**DESCRIPTION OF THE TASK**. Return each line of the listing below, unchanged, and omit the images.

**RECORD EXCERPTS**.
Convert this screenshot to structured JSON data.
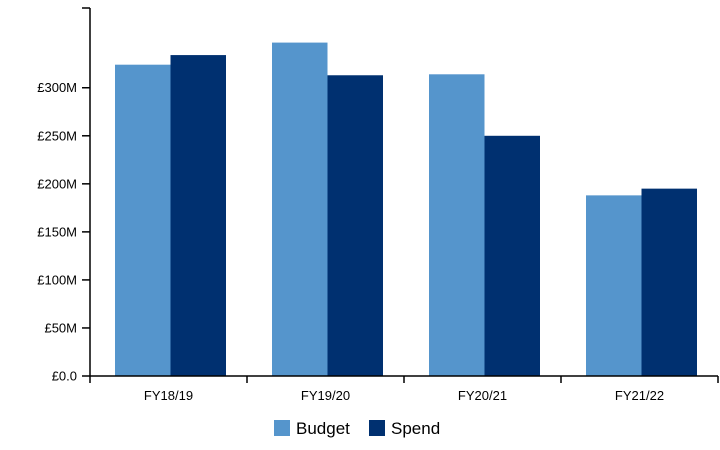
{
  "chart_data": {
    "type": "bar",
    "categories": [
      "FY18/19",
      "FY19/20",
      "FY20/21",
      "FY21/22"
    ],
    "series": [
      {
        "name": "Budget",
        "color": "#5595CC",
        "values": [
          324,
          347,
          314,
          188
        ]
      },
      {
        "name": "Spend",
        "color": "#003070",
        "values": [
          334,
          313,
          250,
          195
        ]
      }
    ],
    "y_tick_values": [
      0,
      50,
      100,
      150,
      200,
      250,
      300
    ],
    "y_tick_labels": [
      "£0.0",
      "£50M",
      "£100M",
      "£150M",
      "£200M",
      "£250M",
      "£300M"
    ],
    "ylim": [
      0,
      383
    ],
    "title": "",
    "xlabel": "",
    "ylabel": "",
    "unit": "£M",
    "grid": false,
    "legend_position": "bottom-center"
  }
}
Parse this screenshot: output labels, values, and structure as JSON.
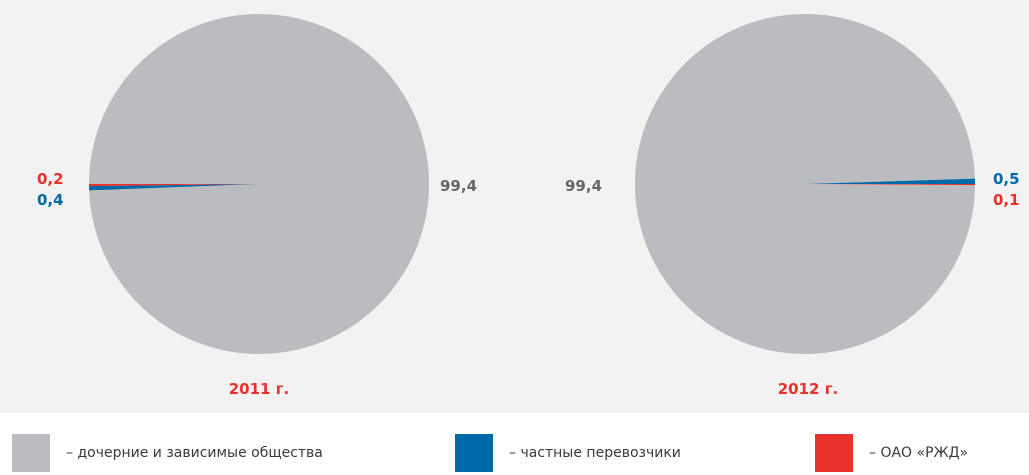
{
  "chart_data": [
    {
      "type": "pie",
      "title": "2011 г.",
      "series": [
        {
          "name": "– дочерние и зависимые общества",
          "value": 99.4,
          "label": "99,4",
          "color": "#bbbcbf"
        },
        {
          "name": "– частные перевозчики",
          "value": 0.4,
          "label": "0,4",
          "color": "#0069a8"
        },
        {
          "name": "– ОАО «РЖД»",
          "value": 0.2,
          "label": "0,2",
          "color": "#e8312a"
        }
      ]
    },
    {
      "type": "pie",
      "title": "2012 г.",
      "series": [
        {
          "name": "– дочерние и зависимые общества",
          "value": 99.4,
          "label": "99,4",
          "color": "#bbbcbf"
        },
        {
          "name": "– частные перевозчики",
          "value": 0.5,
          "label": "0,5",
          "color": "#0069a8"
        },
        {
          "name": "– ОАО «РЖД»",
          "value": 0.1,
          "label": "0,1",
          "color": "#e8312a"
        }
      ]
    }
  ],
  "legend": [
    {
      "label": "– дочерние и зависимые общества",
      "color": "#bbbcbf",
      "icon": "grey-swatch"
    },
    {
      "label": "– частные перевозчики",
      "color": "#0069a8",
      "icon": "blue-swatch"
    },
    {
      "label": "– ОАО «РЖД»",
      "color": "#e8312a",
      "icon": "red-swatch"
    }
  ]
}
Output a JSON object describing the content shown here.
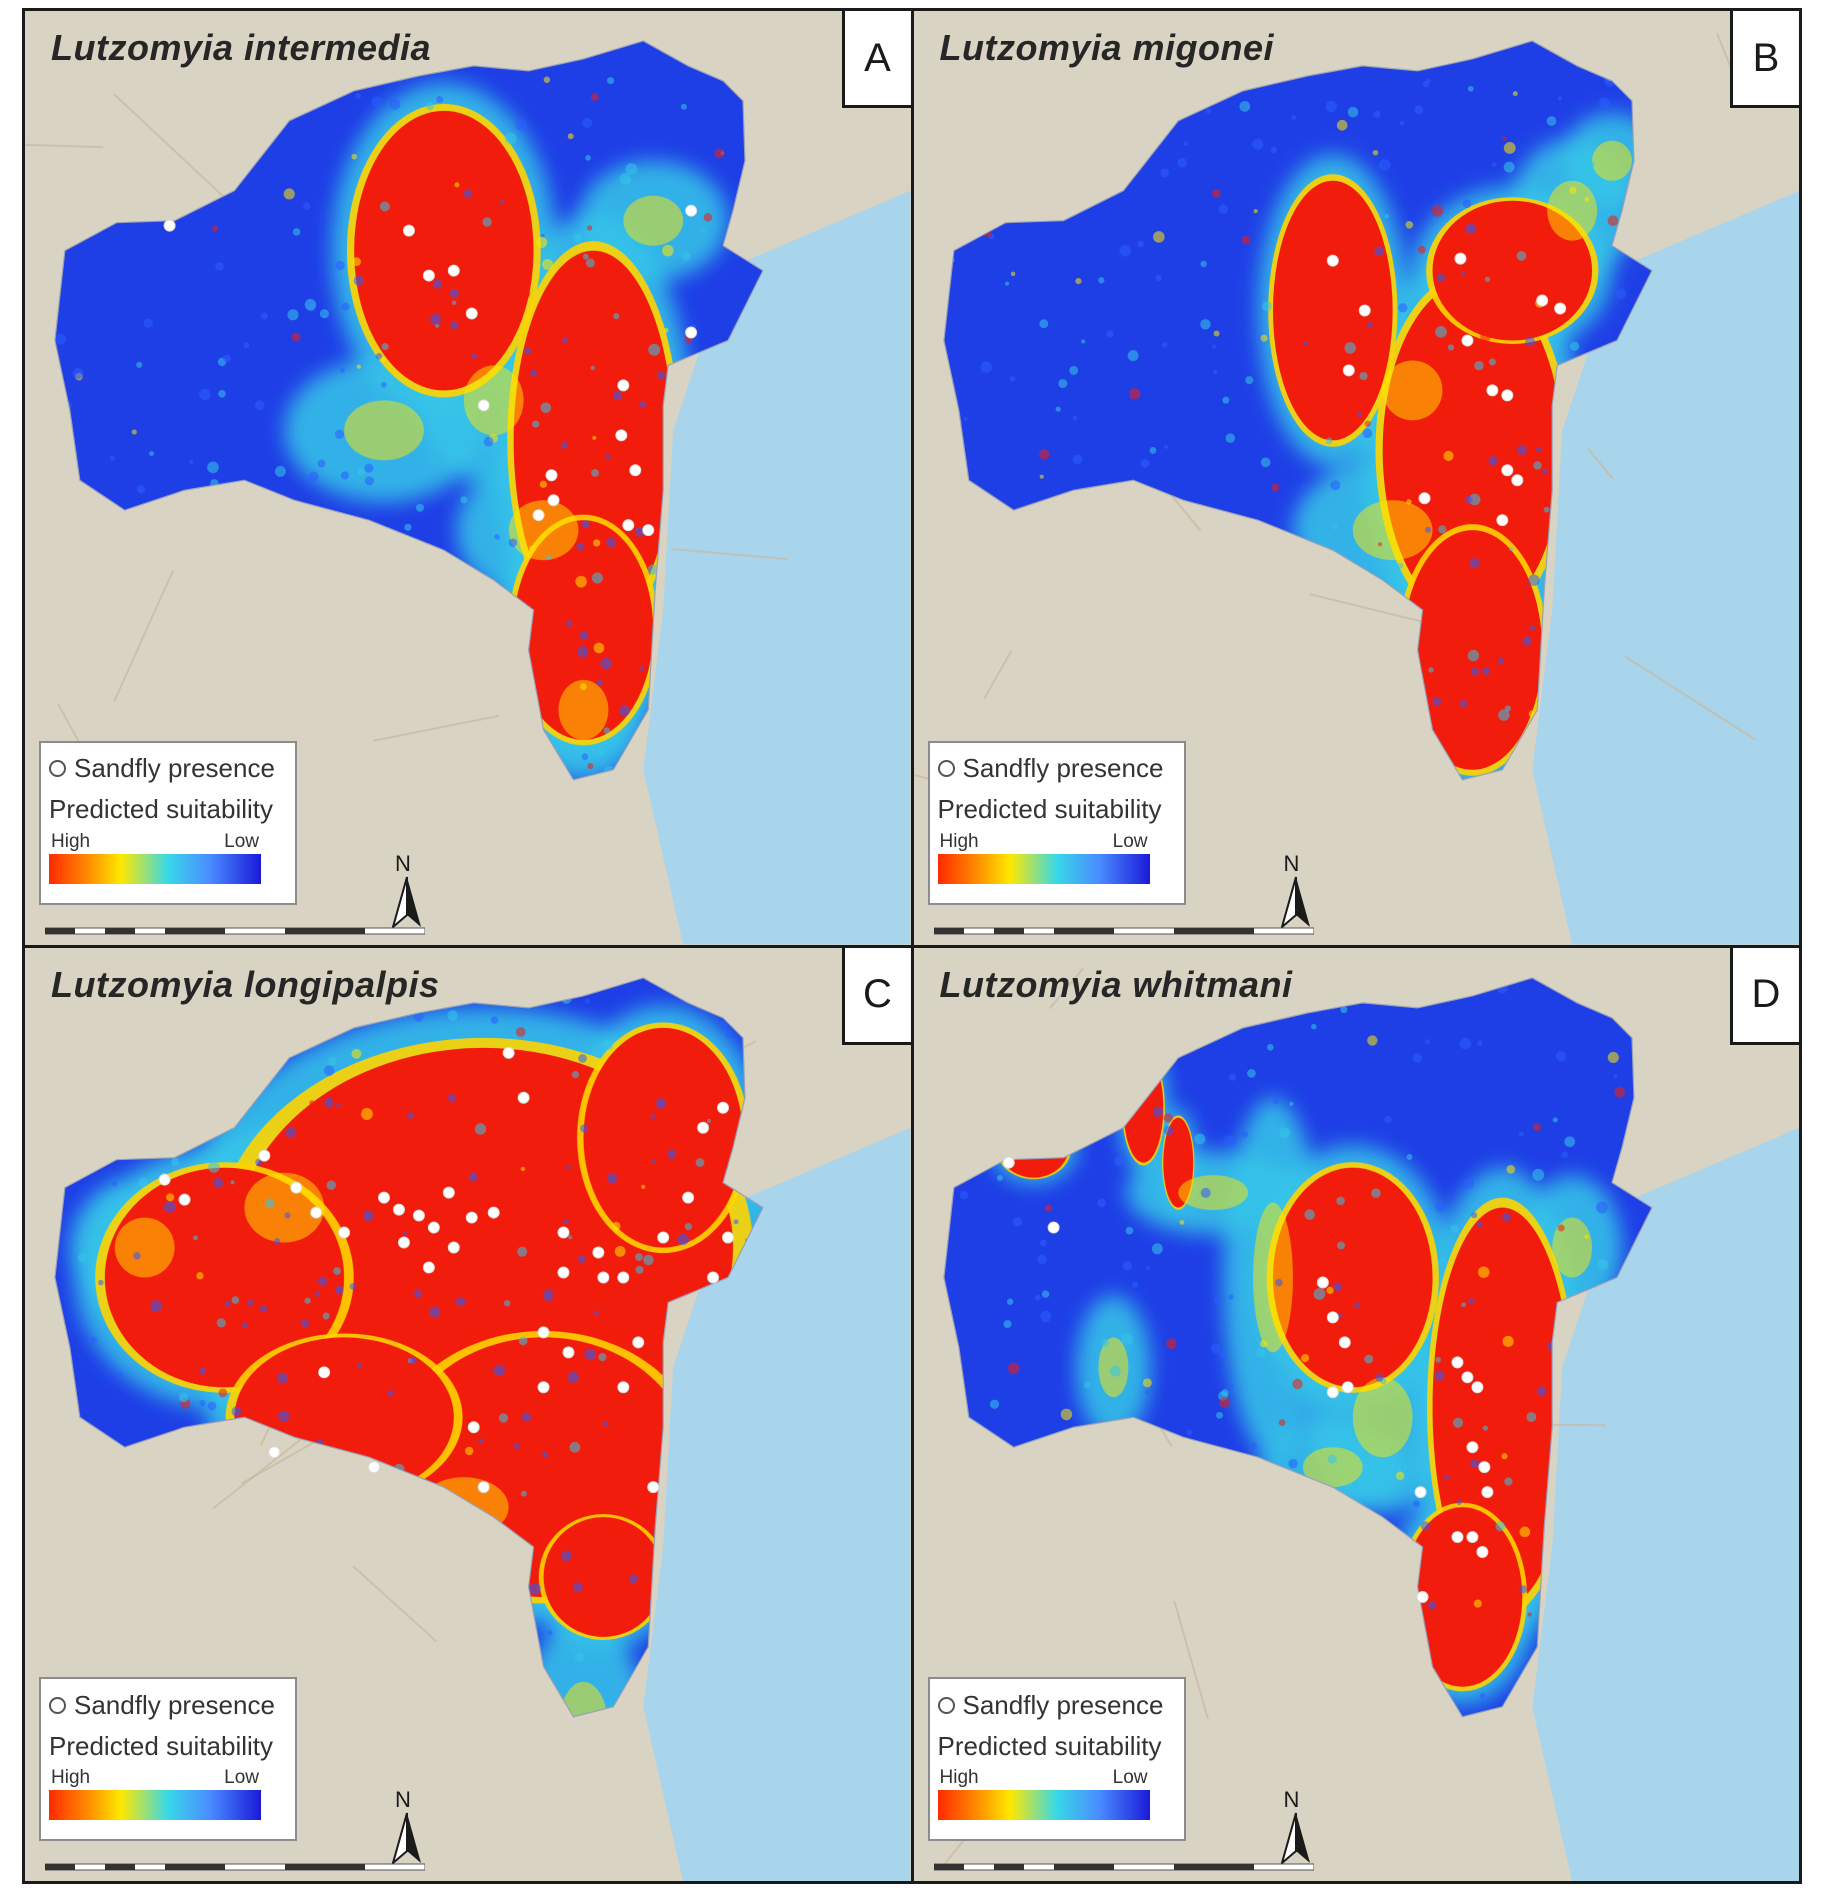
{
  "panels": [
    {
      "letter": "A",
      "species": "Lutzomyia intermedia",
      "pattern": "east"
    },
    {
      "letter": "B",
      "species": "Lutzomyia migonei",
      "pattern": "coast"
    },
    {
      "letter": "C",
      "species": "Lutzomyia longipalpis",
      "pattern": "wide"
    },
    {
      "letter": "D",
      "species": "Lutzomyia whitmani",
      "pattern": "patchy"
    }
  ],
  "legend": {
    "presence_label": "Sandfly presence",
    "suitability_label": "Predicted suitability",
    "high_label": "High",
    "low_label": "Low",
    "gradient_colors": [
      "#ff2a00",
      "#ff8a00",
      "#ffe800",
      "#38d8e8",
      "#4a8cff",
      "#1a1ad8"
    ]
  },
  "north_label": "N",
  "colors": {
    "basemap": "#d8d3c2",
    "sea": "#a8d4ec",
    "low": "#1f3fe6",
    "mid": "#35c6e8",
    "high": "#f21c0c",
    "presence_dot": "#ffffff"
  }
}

**REPLY**.
Convert this screenshot to structured JSON data.
{
  "chart_data": {
    "type": "bar",
    "categories": [
      "FY18/19",
      "FY19/20",
      "FY20/21",
      "FY21/22"
    ],
    "series": [
      {
        "name": "Budget",
        "color": "#5595CC",
        "values": [
          324,
          347,
          314,
          188
        ]
      },
      {
        "name": "Spend",
        "color": "#003070",
        "values": [
          334,
          313,
          250,
          195
        ]
      }
    ],
    "y_tick_values": [
      0,
      50,
      100,
      150,
      200,
      250,
      300
    ],
    "y_tick_labels": [
      "£0.0",
      "£50M",
      "£100M",
      "£150M",
      "£200M",
      "£250M",
      "£300M"
    ],
    "ylim": [
      0,
      383
    ],
    "title": "",
    "xlabel": "",
    "ylabel": "",
    "unit": "£M",
    "grid": false,
    "legend_position": "bottom-center"
  }
}
Parse this screenshot: output labels, values, and structure as JSON.
{
  "chart_data": [
    {
      "type": "pie",
      "title": "2011 г.",
      "series": [
        {
          "name": "– дочерние и зависимые общества",
          "value": 99.4,
          "label": "99,4",
          "color": "#bbbcbf"
        },
        {
          "name": "– частные перевозчики",
          "value": 0.4,
          "label": "0,4",
          "color": "#0069a8"
        },
        {
          "name": "– ОАО «РЖД»",
          "value": 0.2,
          "label": "0,2",
          "color": "#e8312a"
        }
      ]
    },
    {
      "type": "pie",
      "title": "2012 г.",
      "series": [
        {
          "name": "– дочерние и зависимые общества",
          "value": 99.4,
          "label": "99,4",
          "color": "#bbbcbf"
        },
        {
          "name": "– частные перевозчики",
          "value": 0.5,
          "label": "0,5",
          "color": "#0069a8"
        },
        {
          "name": "– ОАО «РЖД»",
          "value": 0.1,
          "label": "0,1",
          "color": "#e8312a"
        }
      ]
    }
  ],
  "legend": [
    {
      "label": "– дочерние и зависимые общества",
      "color": "#bbbcbf",
      "icon": "grey-swatch"
    },
    {
      "label": "– частные перевозчики",
      "color": "#0069a8",
      "icon": "blue-swatch"
    },
    {
      "label": "– ОАО «РЖД»",
      "color": "#e8312a",
      "icon": "red-swatch"
    }
  ]
}
Output a JSON object describing the content shown here.
{
  "panels": [
    {
      "letter": "A",
      "species": "Lutzomyia intermedia",
      "pattern": "east"
    },
    {
      "letter": "B",
      "species": "Lutzomyia migonei",
      "pattern": "coast"
    },
    {
      "letter": "C",
      "species": "Lutzomyia longipalpis",
      "pattern": "wide"
    },
    {
      "letter": "D",
      "species": "Lutzomyia whitmani",
      "pattern": "patchy"
    }
  ],
  "legend": {
    "presence_label": "Sandfly presence",
    "suitability_label": "Predicted suitability",
    "high_label": "High",
    "low_label": "Low",
    "gradient_colors": [
      "#ff2a00",
      "#ff8a00",
      "#ffe800",
      "#38d8e8",
      "#4a8cff",
      "#1a1ad8"
    ]
  },
  "north_label": "N",
  "colors": {
    "basemap": "#d8d3c2",
    "sea": "#a8d4ec",
    "low": "#1f3fe6",
    "mid": "#35c6e8",
    "high": "#f21c0c",
    "presence_dot": "#ffffff"
  }
}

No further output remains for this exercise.